### DO THIS
Filter the entries, keeping every line with the word "about".

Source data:
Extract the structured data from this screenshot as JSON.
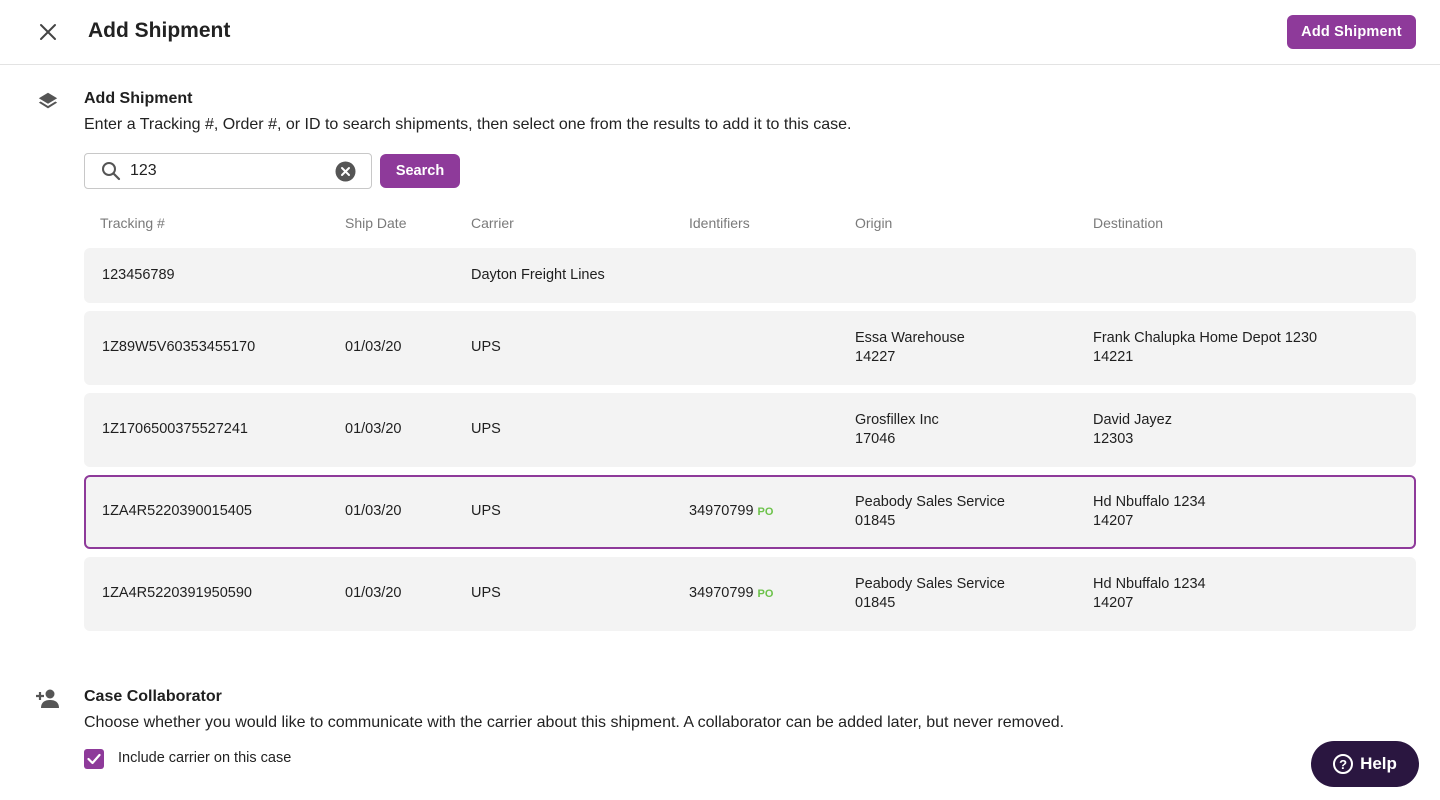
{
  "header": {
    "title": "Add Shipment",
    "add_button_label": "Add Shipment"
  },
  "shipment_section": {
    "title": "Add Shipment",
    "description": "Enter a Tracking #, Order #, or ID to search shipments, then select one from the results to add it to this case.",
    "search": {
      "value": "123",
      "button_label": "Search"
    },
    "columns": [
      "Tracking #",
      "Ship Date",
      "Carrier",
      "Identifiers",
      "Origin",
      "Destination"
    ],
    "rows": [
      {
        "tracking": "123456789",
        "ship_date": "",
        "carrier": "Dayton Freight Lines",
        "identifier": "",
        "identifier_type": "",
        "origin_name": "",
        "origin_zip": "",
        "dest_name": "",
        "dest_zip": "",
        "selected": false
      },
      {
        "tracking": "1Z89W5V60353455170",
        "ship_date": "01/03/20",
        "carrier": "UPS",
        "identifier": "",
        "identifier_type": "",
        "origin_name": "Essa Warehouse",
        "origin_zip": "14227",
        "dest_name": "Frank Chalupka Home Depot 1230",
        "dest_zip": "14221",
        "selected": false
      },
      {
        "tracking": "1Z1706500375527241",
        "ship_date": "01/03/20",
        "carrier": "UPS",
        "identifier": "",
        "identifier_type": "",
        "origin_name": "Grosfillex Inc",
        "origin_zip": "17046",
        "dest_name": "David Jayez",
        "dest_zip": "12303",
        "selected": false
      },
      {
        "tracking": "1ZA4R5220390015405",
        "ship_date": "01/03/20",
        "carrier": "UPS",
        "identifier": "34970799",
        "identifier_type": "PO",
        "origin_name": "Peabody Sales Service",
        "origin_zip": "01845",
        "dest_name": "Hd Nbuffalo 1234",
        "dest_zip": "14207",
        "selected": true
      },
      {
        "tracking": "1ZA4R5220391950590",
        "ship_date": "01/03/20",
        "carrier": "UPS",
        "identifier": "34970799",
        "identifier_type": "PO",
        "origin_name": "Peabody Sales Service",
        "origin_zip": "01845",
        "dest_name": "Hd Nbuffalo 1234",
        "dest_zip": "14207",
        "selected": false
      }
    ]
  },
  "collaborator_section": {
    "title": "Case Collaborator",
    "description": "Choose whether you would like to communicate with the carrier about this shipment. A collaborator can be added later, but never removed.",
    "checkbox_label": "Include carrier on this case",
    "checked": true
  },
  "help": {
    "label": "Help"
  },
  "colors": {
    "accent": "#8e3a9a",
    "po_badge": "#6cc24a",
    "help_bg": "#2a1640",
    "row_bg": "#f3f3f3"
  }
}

...

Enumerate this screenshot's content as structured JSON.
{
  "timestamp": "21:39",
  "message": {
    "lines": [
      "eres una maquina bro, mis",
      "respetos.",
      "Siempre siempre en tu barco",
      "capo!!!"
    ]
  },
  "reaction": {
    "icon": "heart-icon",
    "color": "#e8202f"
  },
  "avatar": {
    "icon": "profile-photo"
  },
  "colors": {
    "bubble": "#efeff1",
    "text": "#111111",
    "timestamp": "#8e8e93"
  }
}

---

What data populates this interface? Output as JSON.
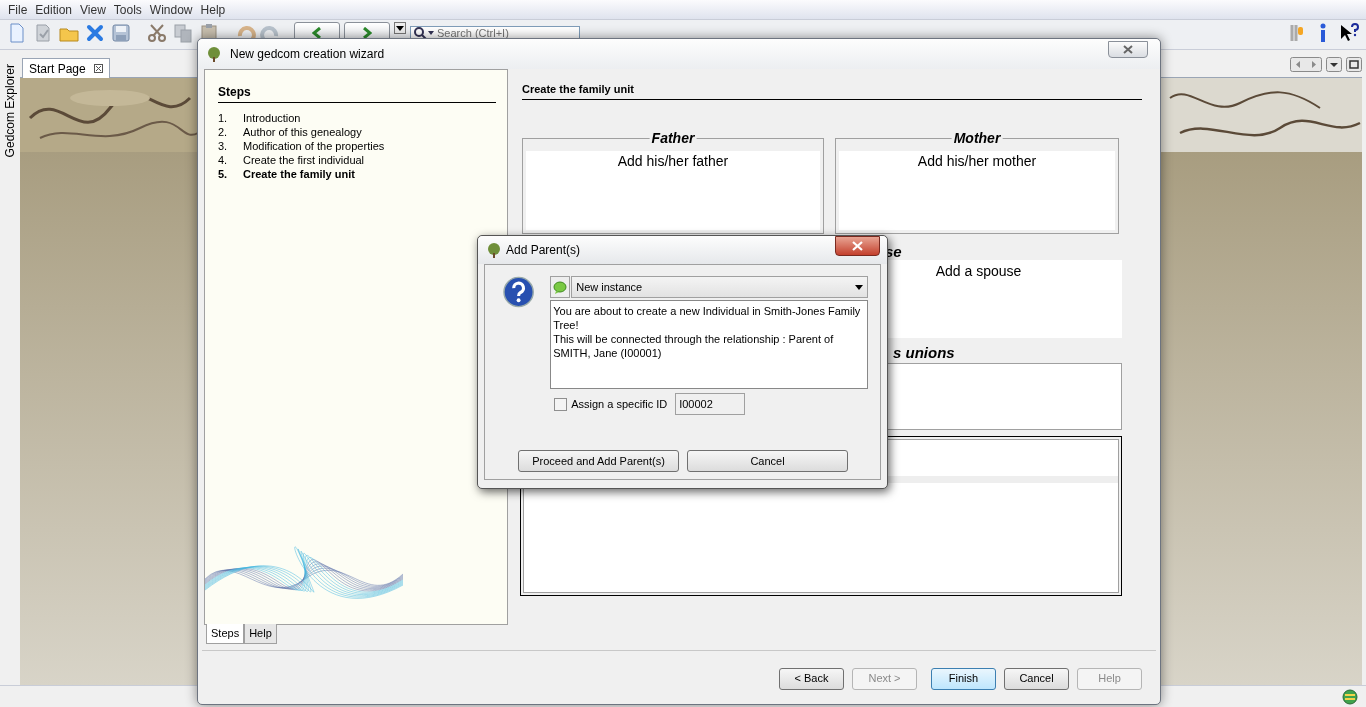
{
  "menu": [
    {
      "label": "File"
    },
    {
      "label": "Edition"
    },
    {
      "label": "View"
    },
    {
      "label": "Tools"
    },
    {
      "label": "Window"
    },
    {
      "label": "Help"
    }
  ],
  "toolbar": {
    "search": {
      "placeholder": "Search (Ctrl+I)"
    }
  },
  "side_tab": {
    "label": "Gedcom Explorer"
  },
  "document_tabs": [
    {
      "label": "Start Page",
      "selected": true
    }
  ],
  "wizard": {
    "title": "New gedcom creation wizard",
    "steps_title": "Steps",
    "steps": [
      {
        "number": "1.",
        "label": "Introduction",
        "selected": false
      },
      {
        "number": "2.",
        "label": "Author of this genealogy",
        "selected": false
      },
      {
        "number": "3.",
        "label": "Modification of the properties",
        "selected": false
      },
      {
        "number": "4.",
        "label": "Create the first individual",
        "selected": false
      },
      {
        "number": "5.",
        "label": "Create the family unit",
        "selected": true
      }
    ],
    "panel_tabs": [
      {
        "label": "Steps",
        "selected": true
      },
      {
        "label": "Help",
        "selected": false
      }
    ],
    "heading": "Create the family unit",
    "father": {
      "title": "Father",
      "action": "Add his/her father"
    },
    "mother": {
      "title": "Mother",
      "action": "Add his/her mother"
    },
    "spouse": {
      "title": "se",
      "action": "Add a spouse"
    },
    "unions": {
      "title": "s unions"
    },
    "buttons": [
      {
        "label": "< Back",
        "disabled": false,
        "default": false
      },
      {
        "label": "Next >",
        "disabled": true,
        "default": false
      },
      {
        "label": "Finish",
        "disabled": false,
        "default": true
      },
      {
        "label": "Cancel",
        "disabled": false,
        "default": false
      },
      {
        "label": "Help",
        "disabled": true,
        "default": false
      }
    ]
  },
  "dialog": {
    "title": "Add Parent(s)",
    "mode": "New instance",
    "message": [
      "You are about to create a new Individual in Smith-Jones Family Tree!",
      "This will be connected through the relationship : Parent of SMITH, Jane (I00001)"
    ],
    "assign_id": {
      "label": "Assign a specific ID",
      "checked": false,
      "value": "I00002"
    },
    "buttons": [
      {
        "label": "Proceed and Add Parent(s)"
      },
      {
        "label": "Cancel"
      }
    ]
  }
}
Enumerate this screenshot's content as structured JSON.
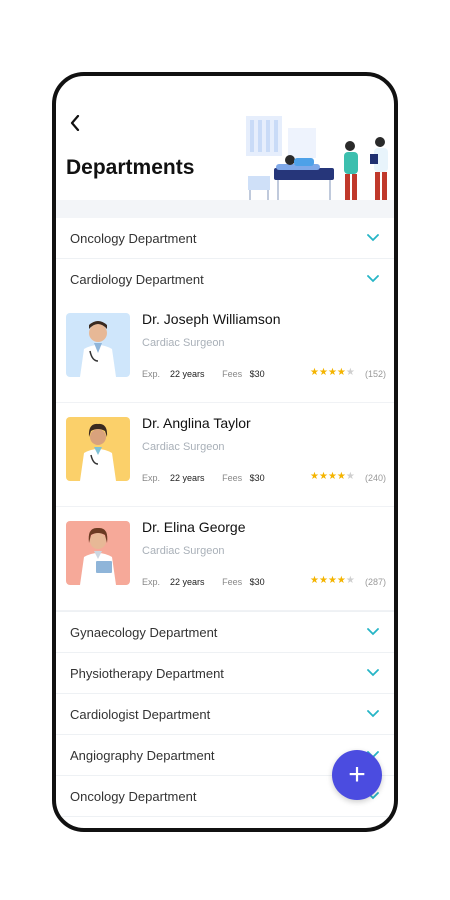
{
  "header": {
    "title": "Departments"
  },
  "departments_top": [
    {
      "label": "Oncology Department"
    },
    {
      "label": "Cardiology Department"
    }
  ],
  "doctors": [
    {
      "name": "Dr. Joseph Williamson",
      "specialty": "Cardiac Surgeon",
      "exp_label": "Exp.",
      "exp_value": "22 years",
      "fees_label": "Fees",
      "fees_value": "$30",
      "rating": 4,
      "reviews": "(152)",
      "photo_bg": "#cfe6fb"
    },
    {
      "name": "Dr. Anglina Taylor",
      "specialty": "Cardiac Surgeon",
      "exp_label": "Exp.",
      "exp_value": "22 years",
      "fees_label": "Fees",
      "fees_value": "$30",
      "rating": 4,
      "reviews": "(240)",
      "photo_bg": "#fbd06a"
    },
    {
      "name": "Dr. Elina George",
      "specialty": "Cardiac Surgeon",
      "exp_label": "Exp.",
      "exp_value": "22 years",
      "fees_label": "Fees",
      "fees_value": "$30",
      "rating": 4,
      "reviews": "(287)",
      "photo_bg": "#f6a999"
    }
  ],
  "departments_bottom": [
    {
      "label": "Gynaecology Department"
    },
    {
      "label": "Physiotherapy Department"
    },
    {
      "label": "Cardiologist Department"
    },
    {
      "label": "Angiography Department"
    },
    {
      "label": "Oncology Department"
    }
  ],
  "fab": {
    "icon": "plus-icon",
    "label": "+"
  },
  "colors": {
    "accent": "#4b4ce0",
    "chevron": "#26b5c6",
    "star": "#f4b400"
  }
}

### RESPONSE
    "description": "Choose whether you would like to communicate with the carrier about this shipment. A collaborator can be added later, but never removed.",
      "You are about to create a new Individual in Smith-Jones Family Tree!",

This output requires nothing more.